DIRECTIONS -
Provide the records once more, identical to the original.

INPUT -
--- begin ---
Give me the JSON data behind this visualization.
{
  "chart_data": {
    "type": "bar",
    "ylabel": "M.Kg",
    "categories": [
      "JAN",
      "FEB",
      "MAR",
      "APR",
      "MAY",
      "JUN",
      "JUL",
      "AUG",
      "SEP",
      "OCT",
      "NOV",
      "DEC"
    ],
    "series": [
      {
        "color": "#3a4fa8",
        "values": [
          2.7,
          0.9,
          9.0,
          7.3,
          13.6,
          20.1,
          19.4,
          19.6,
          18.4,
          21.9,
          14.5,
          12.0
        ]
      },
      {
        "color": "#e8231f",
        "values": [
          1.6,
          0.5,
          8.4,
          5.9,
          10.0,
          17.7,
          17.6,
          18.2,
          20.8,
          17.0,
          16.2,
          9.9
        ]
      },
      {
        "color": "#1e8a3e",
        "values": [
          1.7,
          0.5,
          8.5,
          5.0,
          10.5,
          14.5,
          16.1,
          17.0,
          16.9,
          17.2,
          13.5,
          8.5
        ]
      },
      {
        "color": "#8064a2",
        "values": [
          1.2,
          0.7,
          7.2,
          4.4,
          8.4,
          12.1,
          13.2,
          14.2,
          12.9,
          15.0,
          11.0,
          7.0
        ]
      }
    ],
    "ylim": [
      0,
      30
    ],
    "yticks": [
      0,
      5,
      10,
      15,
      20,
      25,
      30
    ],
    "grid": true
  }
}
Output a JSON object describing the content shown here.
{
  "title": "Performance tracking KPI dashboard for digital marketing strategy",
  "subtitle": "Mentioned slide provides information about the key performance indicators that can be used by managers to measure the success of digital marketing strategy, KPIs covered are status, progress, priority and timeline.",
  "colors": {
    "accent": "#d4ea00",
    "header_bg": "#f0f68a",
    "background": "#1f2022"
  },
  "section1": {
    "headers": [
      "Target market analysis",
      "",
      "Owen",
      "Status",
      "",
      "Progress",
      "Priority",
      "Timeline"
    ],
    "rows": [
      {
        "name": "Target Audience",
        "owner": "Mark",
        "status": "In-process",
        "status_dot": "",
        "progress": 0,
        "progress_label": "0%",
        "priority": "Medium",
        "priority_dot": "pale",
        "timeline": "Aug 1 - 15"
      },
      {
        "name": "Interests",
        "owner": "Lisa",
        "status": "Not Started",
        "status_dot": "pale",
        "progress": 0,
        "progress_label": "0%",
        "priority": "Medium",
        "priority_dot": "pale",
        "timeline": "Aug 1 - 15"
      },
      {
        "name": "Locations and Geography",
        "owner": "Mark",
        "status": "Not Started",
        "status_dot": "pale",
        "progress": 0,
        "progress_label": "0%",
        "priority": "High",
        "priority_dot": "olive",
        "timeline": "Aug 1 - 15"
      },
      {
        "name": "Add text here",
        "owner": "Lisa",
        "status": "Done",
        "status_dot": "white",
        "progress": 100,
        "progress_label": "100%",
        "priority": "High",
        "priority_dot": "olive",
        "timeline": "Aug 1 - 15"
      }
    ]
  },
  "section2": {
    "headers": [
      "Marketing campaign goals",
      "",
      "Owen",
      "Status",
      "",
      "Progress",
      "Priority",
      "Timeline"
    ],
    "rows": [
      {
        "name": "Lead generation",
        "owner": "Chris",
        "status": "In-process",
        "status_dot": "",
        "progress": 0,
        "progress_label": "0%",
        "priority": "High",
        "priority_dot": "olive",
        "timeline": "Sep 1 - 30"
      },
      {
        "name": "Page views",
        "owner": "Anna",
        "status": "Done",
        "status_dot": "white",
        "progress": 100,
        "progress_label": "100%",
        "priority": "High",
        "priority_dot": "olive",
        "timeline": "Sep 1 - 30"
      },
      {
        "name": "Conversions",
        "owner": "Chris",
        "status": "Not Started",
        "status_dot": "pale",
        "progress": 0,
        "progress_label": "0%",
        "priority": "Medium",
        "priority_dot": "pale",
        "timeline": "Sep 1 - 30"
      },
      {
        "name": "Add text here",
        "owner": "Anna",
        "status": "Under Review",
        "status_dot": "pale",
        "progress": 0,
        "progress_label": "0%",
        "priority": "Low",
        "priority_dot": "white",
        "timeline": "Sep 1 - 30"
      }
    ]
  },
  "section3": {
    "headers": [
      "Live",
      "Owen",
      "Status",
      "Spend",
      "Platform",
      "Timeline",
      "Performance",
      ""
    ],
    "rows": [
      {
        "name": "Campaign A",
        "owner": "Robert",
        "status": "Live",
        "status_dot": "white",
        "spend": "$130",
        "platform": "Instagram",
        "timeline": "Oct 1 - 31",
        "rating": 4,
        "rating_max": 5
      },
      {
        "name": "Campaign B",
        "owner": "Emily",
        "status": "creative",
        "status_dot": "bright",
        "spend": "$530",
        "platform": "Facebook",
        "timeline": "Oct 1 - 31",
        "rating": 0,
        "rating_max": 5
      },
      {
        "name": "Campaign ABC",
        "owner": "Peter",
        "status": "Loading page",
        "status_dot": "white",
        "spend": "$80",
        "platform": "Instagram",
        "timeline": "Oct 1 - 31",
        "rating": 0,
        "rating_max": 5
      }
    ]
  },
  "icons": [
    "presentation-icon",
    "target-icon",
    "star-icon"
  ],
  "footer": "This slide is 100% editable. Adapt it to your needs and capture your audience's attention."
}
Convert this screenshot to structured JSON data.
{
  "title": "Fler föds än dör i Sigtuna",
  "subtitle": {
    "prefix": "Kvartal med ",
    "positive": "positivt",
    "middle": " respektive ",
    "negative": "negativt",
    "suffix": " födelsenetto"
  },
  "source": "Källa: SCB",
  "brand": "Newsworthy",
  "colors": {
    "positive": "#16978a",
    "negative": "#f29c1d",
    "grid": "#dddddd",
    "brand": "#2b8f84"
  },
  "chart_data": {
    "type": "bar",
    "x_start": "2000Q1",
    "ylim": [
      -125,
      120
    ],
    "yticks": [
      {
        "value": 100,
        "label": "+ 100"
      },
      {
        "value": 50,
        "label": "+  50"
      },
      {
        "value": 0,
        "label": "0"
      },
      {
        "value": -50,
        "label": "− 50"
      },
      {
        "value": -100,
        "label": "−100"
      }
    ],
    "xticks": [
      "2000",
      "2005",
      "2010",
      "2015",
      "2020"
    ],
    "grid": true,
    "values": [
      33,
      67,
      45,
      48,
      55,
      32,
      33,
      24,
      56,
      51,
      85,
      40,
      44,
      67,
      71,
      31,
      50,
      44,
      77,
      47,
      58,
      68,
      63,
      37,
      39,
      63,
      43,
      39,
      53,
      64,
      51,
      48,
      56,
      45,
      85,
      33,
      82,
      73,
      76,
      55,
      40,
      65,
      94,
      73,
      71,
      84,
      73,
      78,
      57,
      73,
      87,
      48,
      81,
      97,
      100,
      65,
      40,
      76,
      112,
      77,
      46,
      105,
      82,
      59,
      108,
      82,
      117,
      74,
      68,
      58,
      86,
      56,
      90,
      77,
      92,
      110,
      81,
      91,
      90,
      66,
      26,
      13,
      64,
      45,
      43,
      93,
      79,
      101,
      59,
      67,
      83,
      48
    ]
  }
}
--- end ---
EXERCISE ANSWER -
Give me the JSON data behind this visualization.
{
  "chart_data": {
    "type": "bar",
    "ylabel": "M.Kg",
    "categories": [
      "JAN",
      "FEB",
      "MAR",
      "APR",
      "MAY",
      "JUN",
      "JUL",
      "AUG",
      "SEP",
      "OCT",
      "NOV",
      "DEC"
    ],
    "series": [
      {
        "color": "#3a4fa8",
        "values": [
          2.7,
          0.9,
          9.0,
          7.3,
          13.6,
          20.1,
          19.4,
          19.6,
          18.4,
          21.9,
          14.5,
          12.0
        ]
      },
      {
        "color": "#e8231f",
        "values": [
          1.6,
          0.5,
          8.4,
          5.9,
          10.0,
          17.7,
          17.6,
          18.2,
          20.8,
          17.0,
          16.2,
          9.9
        ]
      },
      {
        "color": "#1e8a3e",
        "values": [
          1.7,
          0.5,
          8.5,
          5.0,
          10.5,
          14.5,
          16.1,
          17.0,
          16.9,
          17.2,
          13.5,
          8.5
        ]
      },
      {
        "color": "#8064a2",
        "values": [
          1.2,
          0.7,
          7.2,
          4.4,
          8.4,
          12.1,
          13.2,
          14.2,
          12.9,
          15.0,
          11.0,
          7.0
        ]
      }
    ],
    "ylim": [
      0,
      30
    ],
    "yticks": [
      0,
      5,
      10,
      15,
      20,
      25,
      30
    ],
    "grid": true
  }
}
Output a JSON object describing the content shown here.
{
  "title": "Performance tracking KPI dashboard for digital marketing strategy",
  "subtitle": "Mentioned slide provides information about the key performance indicators that can be used by managers to measure the success of digital marketing strategy, KPIs covered are status, progress, priority and timeline.",
  "colors": {
    "accent": "#d4ea00",
    "header_bg": "#f0f68a",
    "background": "#1f2022"
  },
  "section1": {
    "headers": [
      "Target market analysis",
      "",
      "Owen",
      "Status",
      "",
      "Progress",
      "Priority",
      "Timeline"
    ],
    "rows": [
      {
        "name": "Target Audience",
        "owner": "Mark",
        "status": "In-process",
        "status_dot": "",
        "progress": 0,
        "progress_label": "0%",
        "priority": "Medium",
        "priority_dot": "pale",
        "timeline": "Aug 1 - 15"
      },
      {
        "name": "Interests",
        "owner": "Lisa",
        "status": "Not Started",
        "status_dot": "pale",
        "progress": 0,
        "progress_label": "0%",
        "priority": "Medium",
        "priority_dot": "pale",
        "timeline": "Aug 1 - 15"
      },
      {
        "name": "Locations and Geography",
        "owner": "Mark",
        "status": "Not Started",
        "status_dot": "pale",
        "progress": 0,
        "progress_label": "0%",
        "priority": "High",
        "priority_dot": "olive",
        "timeline": "Aug 1 - 15"
      },
      {
        "name": "Add text here",
        "owner": "Lisa",
        "status": "Done",
        "status_dot": "white",
        "progress": 100,
        "progress_label": "100%",
        "priority": "High",
        "priority_dot": "olive",
        "timeline": "Aug 1 - 15"
      }
    ]
  },
  "section2": {
    "headers": [
      "Marketing campaign goals",
      "",
      "Owen",
      "Status",
      "",
      "Progress",
      "Priority",
      "Timeline"
    ],
    "rows": [
      {
        "name": "Lead generation",
        "owner": "Chris",
        "status": "In-process",
        "status_dot": "",
        "progress": 0,
        "progress_label": "0%",
        "priority": "High",
        "priority_dot": "olive",
        "timeline": "Sep 1 - 30"
      },
      {
        "name": "Page views",
        "owner": "Anna",
        "status": "Done",
        "status_dot": "white",
        "progress": 100,
        "progress_label": "100%",
        "priority": "High",
        "priority_dot": "olive",
        "timeline": "Sep 1 - 30"
      },
      {
        "name": "Conversions",
        "owner": "Chris",
        "status": "Not Started",
        "status_dot": "pale",
        "progress": 0,
        "progress_label": "0%",
        "priority": "Medium",
        "priority_dot": "pale",
        "timeline": "Sep 1 - 30"
      },
      {
        "name": "Add text here",
        "owner": "Anna",
        "status": "Under Review",
        "status_dot": "pale",
        "progress": 0,
        "progress_label": "0%",
        "priority": "Low",
        "priority_dot": "white",
        "timeline": "Sep 1 - 30"
      }
    ]
  },
  "section3": {
    "headers": [
      "Live",
      "Owen",
      "Status",
      "Spend",
      "Platform",
      "Timeline",
      "Performance",
      ""
    ],
    "rows": [
      {
        "name": "Campaign A",
        "owner": "Robert",
        "status": "Live",
        "status_dot": "white",
        "spend": "$130",
        "platform": "Instagram",
        "timeline": "Oct 1 - 31",
        "rating": 4,
        "rating_max": 5
      },
      {
        "name": "Campaign B",
        "owner": "Emily",
        "status": "creative",
        "status_dot": "bright",
        "spend": "$530",
        "platform": "Facebook",
        "timeline": "Oct 1 - 31",
        "rating": 0,
        "rating_max": 5
      },
      {
        "name": "Campaign ABC",
        "owner": "Peter",
        "status": "Loading page",
        "status_dot": "white",
        "spend": "$80",
        "platform": "Instagram",
        "timeline": "Oct 1 - 31",
        "rating": 0,
        "rating_max": 5
      }
    ]
  },
  "icons": [
    "presentation-icon",
    "target-icon",
    "star-icon"
  ],
  "footer": "This slide is 100% editable. Adapt it to your needs and capture your audience's attention."
}
Convert this screenshot to structured JSON data.
{
  "title": "Fler föds än dör i Sigtuna",
  "subtitle": {
    "prefix": "Kvartal med ",
    "positive": "positivt",
    "middle": " respektive ",
    "negative": "negativt",
    "suffix": " födelsenetto"
  },
  "source": "Källa: SCB",
  "brand": "Newsworthy",
  "colors": {
    "positive": "#16978a",
    "negative": "#f29c1d",
    "grid": "#dddddd",
    "brand": "#2b8f84"
  },
  "chart_data": {
    "type": "bar",
    "x_start": "2000Q1",
    "ylim": [
      -125,
      120
    ],
    "yticks": [
      {
        "value": 100,
        "label": "+ 100"
      },
      {
        "value": 50,
        "label": "+  50"
      },
      {
        "value": 0,
        "label": "0"
      },
      {
        "value": -50,
        "label": "− 50"
      },
      {
        "value": -100,
        "label": "−100"
      }
    ],
    "xticks": [
      "2000",
      "2005",
      "2010",
      "2015",
      "2020"
    ],
    "grid": true,
    "values": [
      33,
      67,
      45,
      48,
      55,
      32,
      33,
      24,
      56,
      51,
      85,
      40,
      44,
      67,
      71,
      31,
      50,
      44,
      77,
      47,
      58,
      68,
      63,
      37,
      39,
      63,
      43,
      39,
      53,
      64,
      51,
      48,
      56,
      45,
      85,
      33,
      82,
      73,
      76,
      55,
      40,
      65,
      94,
      73,
      71,
      84,
      73,
      78,
      57,
      73,
      87,
      48,
      81,
      97,
      100,
      65,
      40,
      76,
      112,
      77,
      46,
      105,
      82,
      59,
      108,
      82,
      117,
      74,
      68,
      58,
      86,
      56,
      90,
      77,
      92,
      110,
      81,
      91,
      90,
      66,
      26,
      13,
      64,
      45,
      43,
      93,
      79,
      101,
      59,
      67,
      83,
      48
    ]
  }
}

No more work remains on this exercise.